# Data provided
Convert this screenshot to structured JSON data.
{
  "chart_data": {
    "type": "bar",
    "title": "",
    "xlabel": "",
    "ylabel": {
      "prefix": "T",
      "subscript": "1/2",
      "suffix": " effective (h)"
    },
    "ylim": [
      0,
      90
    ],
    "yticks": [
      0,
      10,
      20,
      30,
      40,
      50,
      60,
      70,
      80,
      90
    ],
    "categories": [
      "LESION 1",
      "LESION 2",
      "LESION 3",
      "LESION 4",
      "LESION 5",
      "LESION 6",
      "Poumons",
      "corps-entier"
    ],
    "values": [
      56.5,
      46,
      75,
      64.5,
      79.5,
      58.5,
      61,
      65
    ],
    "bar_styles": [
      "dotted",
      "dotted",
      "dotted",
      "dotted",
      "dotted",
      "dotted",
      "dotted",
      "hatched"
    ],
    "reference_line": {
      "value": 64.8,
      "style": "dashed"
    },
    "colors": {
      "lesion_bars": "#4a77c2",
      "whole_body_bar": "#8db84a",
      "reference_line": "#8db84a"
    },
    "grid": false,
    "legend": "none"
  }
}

# What this task involves
Above are the records; copy all of them exactly.

# Response below
Convert this screenshot to structured JSON data.
{
  "chart_data": {
    "type": "bar",
    "title": "",
    "xlabel": "",
    "ylabel": {
      "prefix": "T",
      "subscript": "1/2",
      "suffix": " effective (h)"
    },
    "ylim": [
      0,
      90
    ],
    "yticks": [
      0,
      10,
      20,
      30,
      40,
      50,
      60,
      70,
      80,
      90
    ],
    "categories": [
      "LESION 1",
      "LESION 2",
      "LESION 3",
      "LESION 4",
      "LESION 5",
      "LESION 6",
      "Poumons",
      "corps-entier"
    ],
    "values": [
      56.5,
      46,
      75,
      64.5,
      79.5,
      58.5,
      61,
      65
    ],
    "bar_styles": [
      "dotted",
      "dotted",
      "dotted",
      "dotted",
      "dotted",
      "dotted",
      "dotted",
      "hatched"
    ],
    "reference_line": {
      "value": 64.8,
      "style": "dashed"
    },
    "colors": {
      "lesion_bars": "#4a77c2",
      "whole_body_bar": "#8db84a",
      "reference_line": "#8db84a"
    },
    "grid": false,
    "legend": "none"
  }
}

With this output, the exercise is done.